READING PASSAGE:
Only the Account Owner can configure the CoW Swapper. They have to set which address to whitelist as Initiator, a maxSwapFee cap on what the Initiator can charge (can be 0), and which OrderHook contract to use for additional per-account restrictions.

1. Signing the order

When the Initiator (or the Account Owner themselves) decides a swap should be done (e.g. to compound claimed staking rewards), they start by constructing and signing a valid CoW swap order. This order is then submitted to CoW's order book.

2. CoW Auction

The CoW Protocol runs a 'Fair Combinatorial Auction'arrow-up-right, where solvers compete to fill the order within a set amount of time.

The solver that can quote the best price wins the auction and can fill the order.

3. Settlement

The winning solver executes the order on-chain. The solver triggers the transaction via CoW's Flash Loan Router, which initiates a flash action on the Arcadia Account, pulling tokenIn out to the CowSwapper.

First, the CowSwapper logic is triggered. The CowSwapper reconstructs the order based on the input data, computes its hash, and stores the hash in transient storage.

Next, a user-defined OrderHook is called. Via this hook the user can enforce additional, highly customisable constraints (more on this in the next section).

Lastly, the actual swap is settled via CoW's Settlement contract. The settlement contract executes the swap and does a number of checks:

  • Check that the order has not expired

  • Check that the order has not been previously filled

  • Check that the actual execution price was equal to or better than what was specified in the order

  • Check the order's signature: for the CowSwapper we use EIP-1271arrow-up-right signatures. The contract checks two things: the hash matches what was just reconstructed from the order parameters, and the signature over that hash came from the Initiator or Account Owner.

Stored entries:
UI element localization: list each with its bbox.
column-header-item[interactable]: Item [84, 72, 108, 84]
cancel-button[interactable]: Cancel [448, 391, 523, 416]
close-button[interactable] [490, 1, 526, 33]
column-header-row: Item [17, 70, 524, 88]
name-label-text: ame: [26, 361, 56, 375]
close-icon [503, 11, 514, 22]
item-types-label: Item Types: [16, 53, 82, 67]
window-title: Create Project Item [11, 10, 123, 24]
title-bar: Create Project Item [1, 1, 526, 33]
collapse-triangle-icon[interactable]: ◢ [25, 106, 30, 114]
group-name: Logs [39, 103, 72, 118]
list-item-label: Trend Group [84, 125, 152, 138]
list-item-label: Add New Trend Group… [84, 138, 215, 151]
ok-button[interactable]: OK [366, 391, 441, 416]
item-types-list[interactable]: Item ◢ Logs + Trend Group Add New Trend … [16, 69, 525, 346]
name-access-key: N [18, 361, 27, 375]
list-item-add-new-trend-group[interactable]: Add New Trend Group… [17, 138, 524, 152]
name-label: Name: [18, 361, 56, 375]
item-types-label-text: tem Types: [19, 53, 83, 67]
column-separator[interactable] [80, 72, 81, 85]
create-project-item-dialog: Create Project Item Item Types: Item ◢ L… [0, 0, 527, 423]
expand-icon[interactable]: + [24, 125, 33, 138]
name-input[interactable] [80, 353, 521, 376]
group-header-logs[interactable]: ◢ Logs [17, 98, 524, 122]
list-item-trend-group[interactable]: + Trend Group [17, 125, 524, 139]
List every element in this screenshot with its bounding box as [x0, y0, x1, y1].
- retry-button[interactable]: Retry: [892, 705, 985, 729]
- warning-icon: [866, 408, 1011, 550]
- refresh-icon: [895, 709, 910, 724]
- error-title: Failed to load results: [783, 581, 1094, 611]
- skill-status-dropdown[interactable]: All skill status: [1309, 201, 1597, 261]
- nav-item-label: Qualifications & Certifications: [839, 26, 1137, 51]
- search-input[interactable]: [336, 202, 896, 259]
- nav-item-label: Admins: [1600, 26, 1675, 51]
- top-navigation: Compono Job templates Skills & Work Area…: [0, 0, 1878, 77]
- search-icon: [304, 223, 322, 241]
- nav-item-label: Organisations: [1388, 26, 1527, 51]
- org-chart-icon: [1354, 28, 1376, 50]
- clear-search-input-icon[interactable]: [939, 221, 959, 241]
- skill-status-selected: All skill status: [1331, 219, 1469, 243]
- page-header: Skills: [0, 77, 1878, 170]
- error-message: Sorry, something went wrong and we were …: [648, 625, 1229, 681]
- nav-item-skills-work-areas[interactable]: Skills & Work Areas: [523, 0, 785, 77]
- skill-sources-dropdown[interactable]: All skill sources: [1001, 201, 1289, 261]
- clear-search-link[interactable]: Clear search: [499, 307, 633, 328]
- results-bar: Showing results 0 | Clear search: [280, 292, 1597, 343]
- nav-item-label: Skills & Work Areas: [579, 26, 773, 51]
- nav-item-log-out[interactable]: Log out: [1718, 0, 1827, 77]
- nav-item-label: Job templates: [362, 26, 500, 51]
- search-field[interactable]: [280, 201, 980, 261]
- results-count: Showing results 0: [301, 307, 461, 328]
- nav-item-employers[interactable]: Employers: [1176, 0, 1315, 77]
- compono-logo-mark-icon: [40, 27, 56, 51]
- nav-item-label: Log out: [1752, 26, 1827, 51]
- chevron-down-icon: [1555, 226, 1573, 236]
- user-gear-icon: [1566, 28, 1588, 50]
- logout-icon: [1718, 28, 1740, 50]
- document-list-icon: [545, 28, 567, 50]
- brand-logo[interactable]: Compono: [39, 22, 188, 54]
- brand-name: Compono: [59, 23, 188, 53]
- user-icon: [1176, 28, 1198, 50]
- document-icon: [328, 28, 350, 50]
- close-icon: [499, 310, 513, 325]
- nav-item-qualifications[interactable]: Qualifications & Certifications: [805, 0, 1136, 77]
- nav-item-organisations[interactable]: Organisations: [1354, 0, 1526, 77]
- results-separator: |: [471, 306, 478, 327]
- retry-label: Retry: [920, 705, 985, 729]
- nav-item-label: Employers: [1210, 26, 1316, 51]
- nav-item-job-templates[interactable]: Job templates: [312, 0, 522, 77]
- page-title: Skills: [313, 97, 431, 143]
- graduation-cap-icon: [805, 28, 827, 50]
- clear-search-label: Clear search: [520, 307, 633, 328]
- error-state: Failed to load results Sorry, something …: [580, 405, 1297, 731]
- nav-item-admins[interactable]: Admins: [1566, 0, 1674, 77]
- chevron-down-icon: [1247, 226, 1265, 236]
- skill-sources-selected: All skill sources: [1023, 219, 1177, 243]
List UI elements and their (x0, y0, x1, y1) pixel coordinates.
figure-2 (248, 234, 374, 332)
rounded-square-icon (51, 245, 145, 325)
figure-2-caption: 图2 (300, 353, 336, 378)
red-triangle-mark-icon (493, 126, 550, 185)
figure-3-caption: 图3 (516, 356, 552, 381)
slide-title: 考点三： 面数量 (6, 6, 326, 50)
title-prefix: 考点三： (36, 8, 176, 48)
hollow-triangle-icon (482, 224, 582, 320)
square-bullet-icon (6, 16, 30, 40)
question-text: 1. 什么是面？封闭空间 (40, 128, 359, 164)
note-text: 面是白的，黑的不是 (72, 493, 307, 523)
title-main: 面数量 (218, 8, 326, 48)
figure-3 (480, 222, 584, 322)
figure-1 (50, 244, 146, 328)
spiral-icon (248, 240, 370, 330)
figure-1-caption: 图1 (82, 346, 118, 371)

REQUIREMENT A:
Reproduce word for word the section of the passage on the CoW Swapper from "The winning solver" up to and including "in transient storage.".
REQUIREMENT B:
Extend the passage on the CoW Swapper, picking up after its final sentence.
The data is separate material, apart from the passage on the CoW Swapper.

TASK RESPONSE A:
The winning solver executes the order on-chain. The solver triggers the transaction via CoW's Flash Loan Router, which initiates a flash action on the Arcadia Account, pulling tokenIn out to the CowSwapper.

First, the CowSwapper logic is triggered. The CowSwapper reconstructs the order based on the input data, computes its hash, and stores the hash in transient storage.

TASK RESPONSE B:
The hash construction is the core of the trust model. Every field in the order — tokenOut, amountOut, deadline, fee — feeds into the hash that gets verified on-chain. If a solver modified any parameter between the Initiator's submission and settlement, the on-chain reconstruction produces a different hash, the signature check fails, and the transaction reverts. The Initiator commits to specific terms upfront. Those exact terms are what gets executed.

Order Hooks

Account Owners who want more control can use custom Order Hooks. Some examples of what a custom hook can do:

Oracle check. Verify the solver's output is within acceptable range of an on-chain price, as a second layer of protection on top of solver competition.

Token filters. Whitelist or blacklist specific assets. Stops the Initiator from swapping into tokens the owner hasn't approved.

Rate limits. Cap swap frequency or maximum size per time window, useful for strategies that should execute gradually rather than all at once.

Trust Assumptions

Initiators

Initiators can decide when to swap tokens, the tokenIn and tokenOut, the amountIn and the minimum amountOut.

The Account Owner can easily restrict the tokenIn and tokenOut via the Order Hook:

  • Whitelist/blacklist, or fix tokenIn and/or tokenOut

  • Set minimum cooldown periods

For the minimum amountOut, the decentralised batch auction provides a safety net. Even with a very low minimum amountOut, the batch auction should guarantee a competitive actual price. Account Owners can additionally use third-party oracles to set a minimum value via a custom Order Hook.

Solvers

Solvers cannot modify anything in the order. If they change any field of the order, or skip certain steps such as the flash loan or hook calls, the on-chain calculated hash will not match the signature.

If the auction mechanism fails or solvers collude, the worst case is that the minimum amountOut specified by the Initiator is what gets quoted.

Overview fees & costs

The Initiator can charge a fee: a percentage of the tokenOut received, where the percentage is set per order but always capped by the maxSwapFee configured by the Account Owner.

CoW Protocol charges the user gas costs indirectly by factoring them into the price quoted for the swap.